_THE PROBLEM_: Lines containing the string "picture" are to be counted. Write only how many there are.

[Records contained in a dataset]
────

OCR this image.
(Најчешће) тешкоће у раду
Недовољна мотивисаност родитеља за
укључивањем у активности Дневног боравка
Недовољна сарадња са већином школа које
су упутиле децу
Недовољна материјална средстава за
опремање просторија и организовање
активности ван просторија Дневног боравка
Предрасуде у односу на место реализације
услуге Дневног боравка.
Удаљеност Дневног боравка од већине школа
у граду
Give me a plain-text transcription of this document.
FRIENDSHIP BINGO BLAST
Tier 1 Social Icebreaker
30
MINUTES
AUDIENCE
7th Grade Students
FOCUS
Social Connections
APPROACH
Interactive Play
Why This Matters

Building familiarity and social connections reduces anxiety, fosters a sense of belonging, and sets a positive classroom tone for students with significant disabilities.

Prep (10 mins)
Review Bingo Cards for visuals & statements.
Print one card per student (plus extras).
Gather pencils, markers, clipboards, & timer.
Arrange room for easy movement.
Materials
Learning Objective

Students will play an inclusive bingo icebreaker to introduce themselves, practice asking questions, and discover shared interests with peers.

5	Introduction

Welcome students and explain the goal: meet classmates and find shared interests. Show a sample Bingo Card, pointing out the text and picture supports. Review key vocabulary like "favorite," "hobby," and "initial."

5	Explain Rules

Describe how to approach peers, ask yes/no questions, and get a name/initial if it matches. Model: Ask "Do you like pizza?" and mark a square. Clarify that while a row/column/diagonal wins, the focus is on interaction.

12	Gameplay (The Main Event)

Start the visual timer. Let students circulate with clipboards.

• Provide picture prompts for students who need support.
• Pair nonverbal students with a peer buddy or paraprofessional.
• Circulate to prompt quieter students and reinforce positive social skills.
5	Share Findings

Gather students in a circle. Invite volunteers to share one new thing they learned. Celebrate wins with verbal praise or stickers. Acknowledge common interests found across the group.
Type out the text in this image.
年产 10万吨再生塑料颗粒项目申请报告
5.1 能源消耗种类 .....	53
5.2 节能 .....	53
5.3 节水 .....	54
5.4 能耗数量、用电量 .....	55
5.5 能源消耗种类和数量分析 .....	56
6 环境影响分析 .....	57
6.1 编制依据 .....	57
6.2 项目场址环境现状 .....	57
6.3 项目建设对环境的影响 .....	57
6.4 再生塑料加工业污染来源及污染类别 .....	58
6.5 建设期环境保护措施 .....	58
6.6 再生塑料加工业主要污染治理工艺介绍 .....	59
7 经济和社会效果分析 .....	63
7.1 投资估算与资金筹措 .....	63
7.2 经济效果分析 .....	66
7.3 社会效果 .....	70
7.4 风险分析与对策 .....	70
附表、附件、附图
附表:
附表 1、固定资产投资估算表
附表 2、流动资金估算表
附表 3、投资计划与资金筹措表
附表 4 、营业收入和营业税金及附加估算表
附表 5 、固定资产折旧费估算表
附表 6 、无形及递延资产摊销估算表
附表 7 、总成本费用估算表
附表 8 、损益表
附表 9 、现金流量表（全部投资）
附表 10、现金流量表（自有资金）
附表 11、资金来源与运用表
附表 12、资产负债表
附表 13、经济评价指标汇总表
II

────

_FINISHED EXERCISE_: 2